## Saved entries
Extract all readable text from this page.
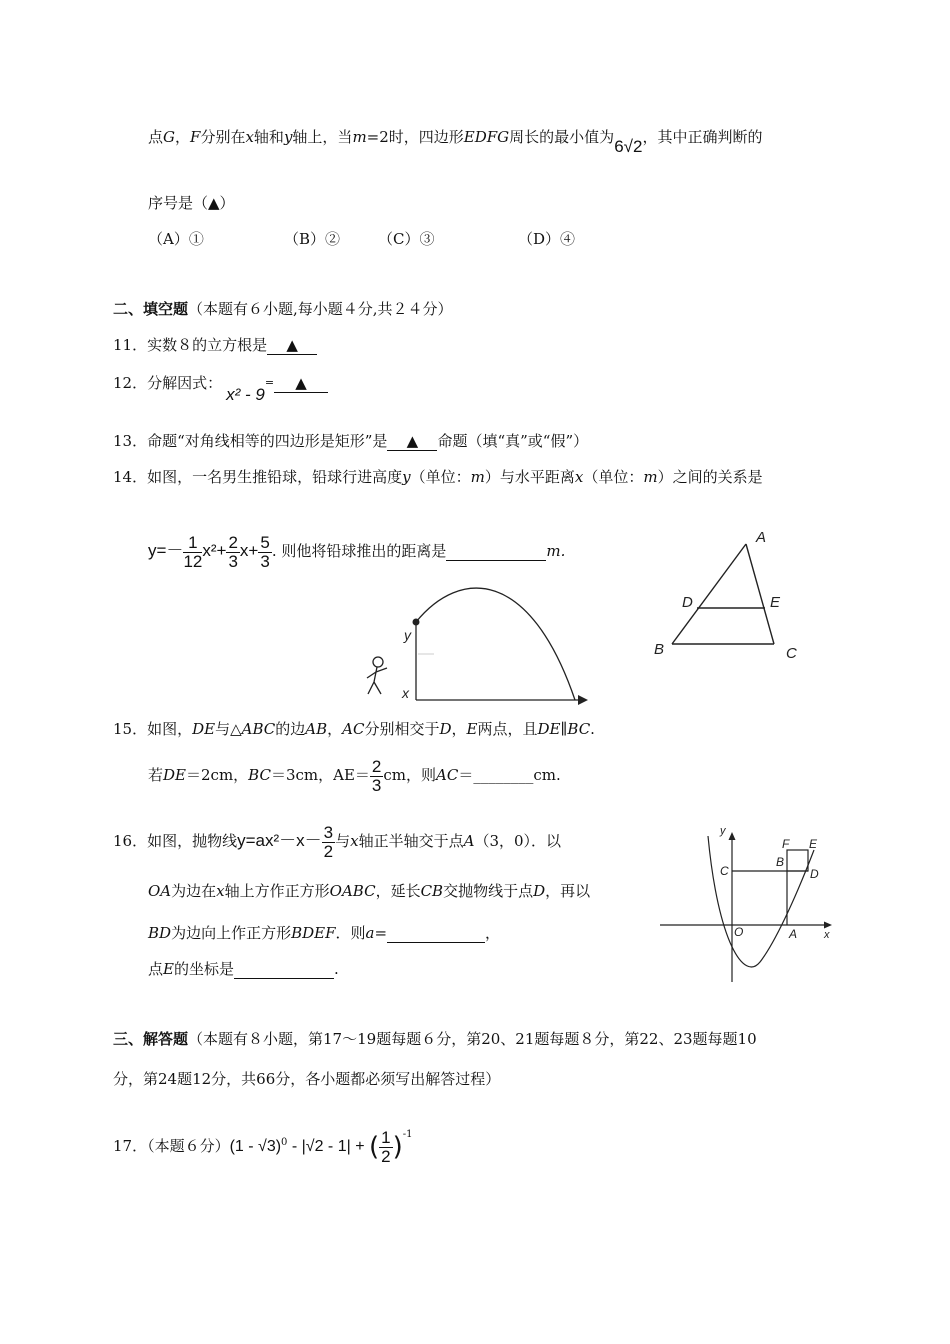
点G，F分别在x轴和y轴上，当m=2时，四边形EDFG周长的最小值为6√2，其中正确判断的
序号是（▲）
（A）①	（B）②	（C）③	（D）④
二、填空题（本题有６小题,每小题４分,共２４分）
11．实数８的立方根是 ▲
12．分解因式：x² - 9= ▲
13．命题“对角线相等的四边形是矩形”是 ▲ 命题（填“真”或“假”）
14．如图，一名男生推铅球，铅球行进高度y（单位：m）与水平距离x（单位：m）之间的关系是
$y=- \frac{1}{12} x^2+ \frac{2}{3} x+ \frac{5}{3}$ . 则他将铅球推出的距离是	m.
y
x
A
D	E
B	C
15．如图，DE与△ABC的边AB，AC分别相交于D，E两点，且DE∥BC.
若DE＝2cm，BC＝3cm，$AE= \frac{2}{3}$ cm，则AC＝________cm.
16．如图，抛物线$y=ax^2-x- \frac{3}{2}$ 与x轴正半轴交于点A（3，0）．以
OA为边在x轴上方作正方形OABC，延长CB交抛物线于点D，再以
BD为边向上作正方形BDEF．则a=	，
点E的坐标是	.
y
x
O	A
C
B
D
F E
三、解答题（本题有８小题，第17～19题每题６分，第20、21题每题８分，第22、23题每题10
分，第24题12分，共66分，各小题都必须写出解答过程）
17．（本题６分）(1 - √3)$^0$ - |√2 - 1| + ( $\frac{1}{2} )^{-1}$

## TASK BRIEF
Repeat all the records above exactly, leaving out any pictures.

## SOLUTION TO THIS PROBLEM
Extract all readable text from this page.
点G，F分别在x轴和y轴上，当m=2时，四边形EDFG周长的最小值为6√2，其中正确判断的
序号是（▲）
（A）①	（B）②	（C）③	（D）④
二、填空题（本题有６小题,每小题４分,共２４分）
11．实数８的立方根是 ▲
12．分解因式：x² - 9= ▲
13．命题“对角线相等的四边形是矩形”是 ▲ 命题（填“真”或“假”）
14．如图，一名男生推铅球，铅球行进高度y（单位：m）与水平距离x（单位：m）之间的关系是
$y=- \frac{1}{12} x^2+ \frac{2}{3} x+ \frac{5}{3}$ . 则他将铅球推出的距离是	m.
y
x
A
D	E
B	C
15．如图，DE与△ABC的边AB，AC分别相交于D，E两点，且DE∥BC.
若DE＝2cm，BC＝3cm，$AE= \frac{2}{3}$ cm，则AC＝________cm.
16．如图，抛物线$y=ax^2-x- \frac{3}{2}$ 与x轴正半轴交于点A（3，0）．以
OA为边在x轴上方作正方形OABC，延长CB交抛物线于点D，再以
BD为边向上作正方形BDEF．则a=	，
点E的坐标是	.
y
x
O	A
C
B
D
F E
三、解答题（本题有８小题，第17～19题每题６分，第20、21题每题８分，第22、23题每题10
分，第24题12分，共66分，各小题都必须写出解答过程）
17．（本题６分）(1 - √3)$^0$ - |√2 - 1| + ( $\frac{1}{2} )^{-1}$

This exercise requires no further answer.